**STATED PROBLEM:** Please count the rows below that contain the string "Action", with case counting, and give only the number.

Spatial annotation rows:
________________________

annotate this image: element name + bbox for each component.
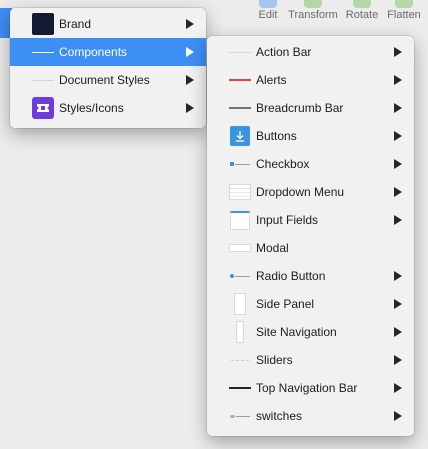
light-line-icon xyxy=(229,41,251,63)
input-thumb-icon xyxy=(229,209,251,231)
site-nav-thumb-icon xyxy=(229,321,251,343)
transform-label: Transform xyxy=(288,9,338,21)
menu-item-label: Styles/Icons xyxy=(59,101,124,115)
menu-item-brand[interactable]: Brand xyxy=(10,10,206,38)
menu-item-label: Modal xyxy=(256,241,289,255)
menu-item-top-navigation-bar[interactable]: Top Navigation Bar xyxy=(207,374,414,402)
menu-item-site-navigation[interactable]: Site Navigation xyxy=(207,318,414,346)
menu-item-label: Action Bar xyxy=(256,45,312,59)
menu-item-action-bar[interactable]: Action Bar xyxy=(207,38,414,66)
menu-item-modal[interactable]: Modal xyxy=(207,234,414,262)
dropdown-thumb-icon xyxy=(229,181,251,203)
menu-item-alerts[interactable]: Alerts xyxy=(207,66,414,94)
menu-item-label: Input Fields xyxy=(256,213,319,227)
menu-item-label: Brand xyxy=(59,17,92,31)
submenu-arrow-icon xyxy=(394,187,402,197)
flatten-button[interactable]: Flatten xyxy=(385,0,423,24)
transform-icon xyxy=(304,0,322,8)
submenu-arrow-icon xyxy=(394,355,402,365)
menu-item-breadcrumb-bar[interactable]: Breadcrumb Bar xyxy=(207,94,414,122)
menu-item-label: Site Navigation xyxy=(256,325,337,339)
rotate-button[interactable]: Rotate xyxy=(344,0,380,24)
submenu-arrow-icon xyxy=(394,271,402,281)
menu-item-styles-icons[interactable]: Styles/Icons xyxy=(10,94,206,122)
edit-label: Edit xyxy=(258,9,278,21)
submenu-arrow-icon xyxy=(186,103,194,113)
menu-item-label: Checkbox xyxy=(256,157,310,171)
components-submenu: Action Bar Alerts Breadcrumb Bar Buttons… xyxy=(207,36,414,436)
gray-line-icon xyxy=(32,69,54,91)
menu-item-label: Side Panel xyxy=(256,297,315,311)
submenu-arrow-icon xyxy=(394,327,402,337)
menu-item-checkbox[interactable]: Checkbox xyxy=(207,150,414,178)
rotate-label: Rotate xyxy=(345,9,379,21)
white-line-icon xyxy=(32,41,54,63)
menu-item-components[interactable]: Components xyxy=(10,38,206,66)
menu-item-label: Alerts xyxy=(256,73,287,87)
submenu-arrow-icon xyxy=(394,131,402,141)
insert-symbol-menu: Brand Components Document Styles Styles/… xyxy=(10,8,206,128)
submenu-arrow-icon xyxy=(394,103,402,113)
menu-item-label: Dropdown Menu xyxy=(256,185,345,199)
menu-item-label: Breadcrumb Bar xyxy=(256,101,344,115)
transform-button[interactable]: Transform xyxy=(287,0,339,24)
submenu-arrow-icon xyxy=(186,19,194,29)
slider-thumb-icon xyxy=(229,349,251,371)
menu-item-label: Buttons xyxy=(256,129,297,143)
submenu-arrow-icon xyxy=(186,47,194,57)
menu-item-label: Components xyxy=(59,45,128,59)
menu-item-label: Sliders xyxy=(256,353,293,367)
submenu-arrow-icon xyxy=(394,159,402,169)
menu-item-radio-button[interactable]: Radio Button xyxy=(207,262,414,290)
menu-item-side-panel[interactable]: Side Panel xyxy=(207,290,414,318)
checkbox-thumb-icon xyxy=(229,153,251,175)
radio-thumb-icon xyxy=(229,265,251,287)
flatten-label: Flatten xyxy=(387,9,421,21)
slate-line-icon xyxy=(229,97,251,119)
red-line-icon xyxy=(229,69,251,91)
menu-item-input-fields[interactable]: Input Fields xyxy=(207,206,414,234)
rotate-icon xyxy=(353,0,371,8)
submenu-arrow-icon xyxy=(394,299,402,309)
edit-icon xyxy=(259,0,277,8)
menu-item-label: Document Styles xyxy=(59,73,150,87)
menu-item-sliders[interactable]: Sliders xyxy=(207,346,414,374)
navy-swatch-icon xyxy=(32,13,54,35)
submenu-arrow-icon xyxy=(394,411,402,421)
edit-button[interactable]: Edit xyxy=(254,0,282,24)
side-panel-thumb-icon xyxy=(229,293,251,315)
flatten-icon xyxy=(395,0,413,8)
menu-item-switches[interactable]: switches xyxy=(207,402,414,430)
submenu-arrow-icon xyxy=(394,383,402,393)
menu-item-label: Radio Button xyxy=(256,269,326,283)
menu-item-buttons[interactable]: Buttons xyxy=(207,122,414,150)
blue-download-icon xyxy=(229,125,251,147)
submenu-arrow-icon xyxy=(394,47,402,57)
submenu-arrow-icon xyxy=(394,75,402,85)
submenu-arrow-icon xyxy=(394,215,402,225)
menu-item-label: switches xyxy=(256,409,303,423)
menu-item-dropdown-menu[interactable]: Dropdown Menu xyxy=(207,178,414,206)
menu-item-document-styles[interactable]: Document Styles xyxy=(10,66,206,94)
menu-item-label: Top Navigation Bar xyxy=(256,381,358,395)
switch-thumb-icon xyxy=(229,405,251,427)
dark-line-icon xyxy=(229,377,251,399)
modal-thumb-icon xyxy=(229,237,251,259)
purple-ticket-icon xyxy=(32,97,54,119)
submenu-arrow-icon xyxy=(186,75,194,85)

________________________

**RESPONSE FOR THIS EXERCISE:** 3